■ **Problem to work on**
Copy out the listing that follows exactly, dropping every picture.

== Source material ==

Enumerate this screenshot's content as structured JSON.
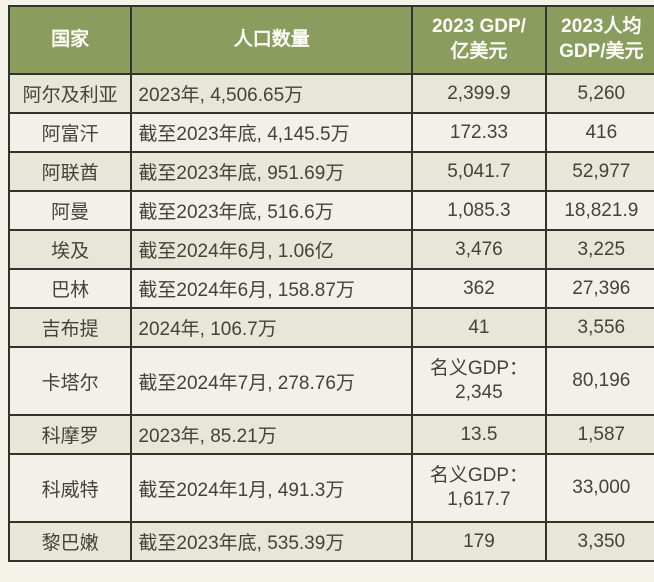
{
  "table": {
    "type": "table",
    "columns": {
      "country": "国家",
      "population": "人口数量",
      "gdp": "2023 GDP/\n亿美元",
      "gdp_per_capita": "2023人均\nGDP/美元"
    },
    "rows": [
      {
        "country": "阿尔及利亚",
        "population": "2023年, 4,506.65万",
        "gdp": "2,399.9",
        "gdp_per_capita": "5,260"
      },
      {
        "country": "阿富汗",
        "population": "截至2023年底, 4,145.5万",
        "gdp": "172.33",
        "gdp_per_capita": "416"
      },
      {
        "country": "阿联酋",
        "population": "截至2023年底, 951.69万",
        "gdp": "5,041.7",
        "gdp_per_capita": "52,977"
      },
      {
        "country": "阿曼",
        "population": "截至2023年底, 516.6万",
        "gdp": "1,085.3",
        "gdp_per_capita": "18,821.9"
      },
      {
        "country": "埃及",
        "population": "截至2024年6月, 1.06亿",
        "gdp": "3,476",
        "gdp_per_capita": "3,225"
      },
      {
        "country": "巴林",
        "population": "截至2024年6月, 158.87万",
        "gdp": "362",
        "gdp_per_capita": "27,396"
      },
      {
        "country": "吉布提",
        "population": "2024年, 106.7万",
        "gdp": "41",
        "gdp_per_capita": "3,556"
      },
      {
        "country": "卡塔尔",
        "population": "截至2024年7月, 278.76万",
        "gdp": "名义GDP：\n2,345",
        "gdp_per_capita": "80,196"
      },
      {
        "country": "科摩罗",
        "population": "2023年, 85.21万",
        "gdp": "13.5",
        "gdp_per_capita": "1,587"
      },
      {
        "country": "科威特",
        "population": "截至2024年1月, 491.3万",
        "gdp": "名义GDP：\n1,617.7",
        "gdp_per_capita": "33,000"
      },
      {
        "country": "黎巴嫩",
        "population": "截至2023年底, 535.39万",
        "gdp": "179",
        "gdp_per_capita": "3,350"
      }
    ],
    "colors": {
      "header_bg": "#8a9d5e",
      "header_text": "#fdfdf8",
      "row_bg_odd": "#e6e7d8",
      "row_bg_even": "#f1f1ea",
      "border": "#34332b",
      "body_text": "#454339",
      "page_bg": "#f5f2e9"
    }
  }
}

===

■ **Full solution**
Enumerate this screenshot's content as structured JSON.
{
  "table": {
    "type": "table",
    "columns": {
      "country": "国家",
      "population": "人口数量",
      "gdp": "2023 GDP/\n亿美元",
      "gdp_per_capita": "2023人均\nGDP/美元"
    },
    "rows": [
      {
        "country": "阿尔及利亚",
        "population": "2023年, 4,506.65万",
        "gdp": "2,399.9",
        "gdp_per_capita": "5,260"
      },
      {
        "country": "阿富汗",
        "population": "截至2023年底, 4,145.5万",
        "gdp": "172.33",
        "gdp_per_capita": "416"
      },
      {
        "country": "阿联酋",
        "population": "截至2023年底, 951.69万",
        "gdp": "5,041.7",
        "gdp_per_capita": "52,977"
      },
      {
        "country": "阿曼",
        "population": "截至2023年底, 516.6万",
        "gdp": "1,085.3",
        "gdp_per_capita": "18,821.9"
      },
      {
        "country": "埃及",
        "population": "截至2024年6月, 1.06亿",
        "gdp": "3,476",
        "gdp_per_capita": "3,225"
      },
      {
        "country": "巴林",
        "population": "截至2024年6月, 158.87万",
        "gdp": "362",
        "gdp_per_capita": "27,396"
      },
      {
        "country": "吉布提",
        "population": "2024年, 106.7万",
        "gdp": "41",
        "gdp_per_capita": "3,556"
      },
      {
        "country": "卡塔尔",
        "population": "截至2024年7月, 278.76万",
        "gdp": "名义GDP：\n2,345",
        "gdp_per_capita": "80,196"
      },
      {
        "country": "科摩罗",
        "population": "2023年, 85.21万",
        "gdp": "13.5",
        "gdp_per_capita": "1,587"
      },
      {
        "country": "科威特",
        "population": "截至2024年1月, 491.3万",
        "gdp": "名义GDP：\n1,617.7",
        "gdp_per_capita": "33,000"
      },
      {
        "country": "黎巴嫩",
        "population": "截至2023年底, 535.39万",
        "gdp": "179",
        "gdp_per_capita": "3,350"
      }
    ],
    "colors": {
      "header_bg": "#8a9d5e",
      "header_text": "#fdfdf8",
      "row_bg_odd": "#e6e7d8",
      "row_bg_even": "#f1f1ea",
      "border": "#34332b",
      "body_text": "#454339",
      "page_bg": "#f5f2e9"
    }
  }
}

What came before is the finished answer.